### Le tue istruzioni
Trascrivi fedelmente dal brano su san Gregorio di Nissa il tratto che comincia con le parole "Emblema: Bastone pastorale" e termina dopo "dall’imperatore ariano Valente.".

━━━ Brano citato

San Gregorio di Nissa Vescovo

10 gennaio

Cesarea di Cappadocia, circa 335 - 395

È uno dei più importanti Padri della Chiesa d'Oriente. A lui si deve il primo trattato sulla perfezione cristiana, il «De virginitate». Nato intorno al 335, a differenza del fratello Basilio, futuro vescovo di Cesarea, inizialmente non scelse la vita monastica ma gli studi di filosofia e retorica. Fu solo dopo aver insegnato per anni che raggiune Basilio ad Annesi, sulle rive dell'Iris, dove si era ritirato insieme a Gregorio di Nazianzo. E quando Basilio fu eletto alla sede arcivescovile di Cesarea, volle i suoi due compagni come vescovi a Nissa e a Sasima. Nella sua sede episcopale Gregorio dovette affrontare non poche difficoltà: accuse mossegli dagli ariani lo portarono nel 376 all'esilio, ma quando si scoprì che erano false venne reintegrato nella sede. Nel 381 i padri che con lui parteciparono al Concilio Costantinopolitano I lo definirono la «colonna dell'ortodossia». Morì intorno al 395. (Avvenire)

Etimologia: Gregorio = colui che risveglia, dal greco

Emblema: Bastone pastorale

Martirologio Romano: A Nissa in Cappadocia, nell’odierna Turchia, san Gregorio, vescovo, fratello di san Basilio Magno: illustre per vita e per dottrina, a motivo della retta fede da lui professata fu scacciato dalla sua città dall’imperatore ariano Valente.

Ascolta da RadioMaria:
  

S. Gregorio di Nissa è uno dei grandi "Padri Cappadoci" a nessuno di loro inferiore come filosofo, teologo e mistico. Fratello di S. Basilio il Grande e di S. Macrina, di cui scrisse la vita, nacque a Cesarea verso il 335. Si applicò allo studio delle lettere in patria e in seno alla famiglia molto religiosa e ricca. Non pare che abbia avuto occasione di frequentare le grandi scuole del tempo, tanto più che suo padre era retore e avvocato.

━━━━━━
━━━ Blocco dati

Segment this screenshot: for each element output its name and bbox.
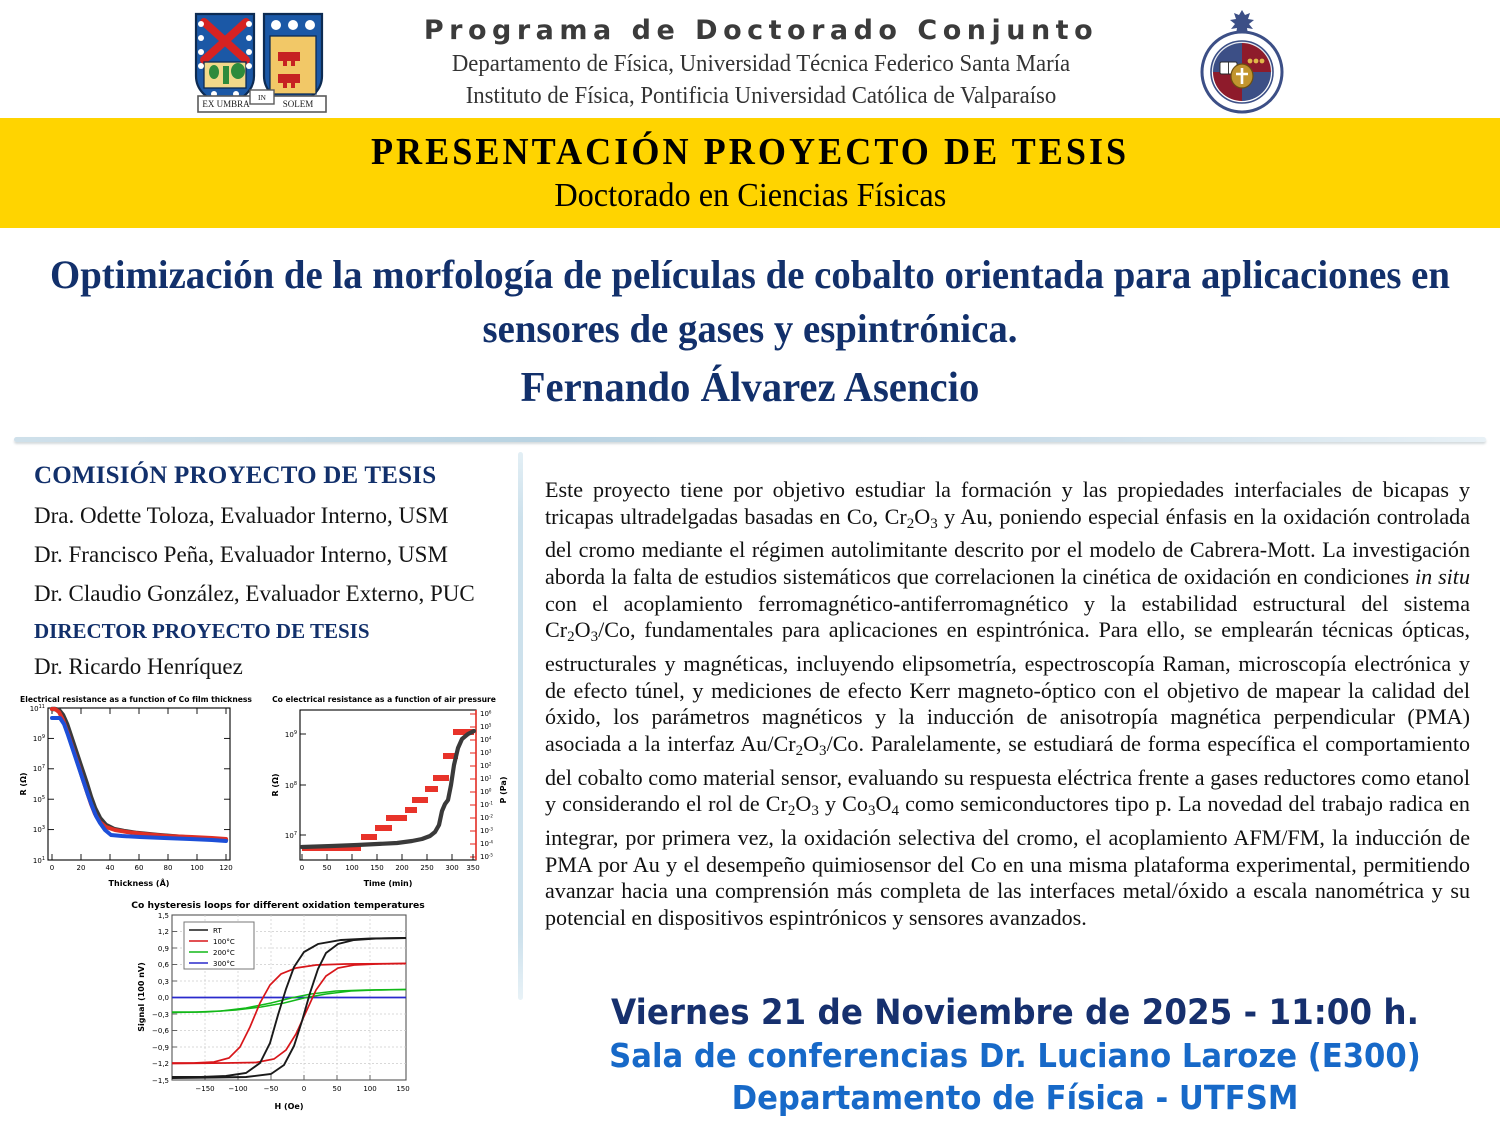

━━━━━━

### Risultato del compito
Emblema: Bastone pastorale

Martirologio Romano: A Nissa in Cappadocia, nell’odierna Turchia, san Gregorio, vescovo, fratello di san Basilio Magno: illustre per vita e per dottrina, a motivo della retta fede da lui professata fu scacciato dalla sua città dall’imperatore ariano Valente.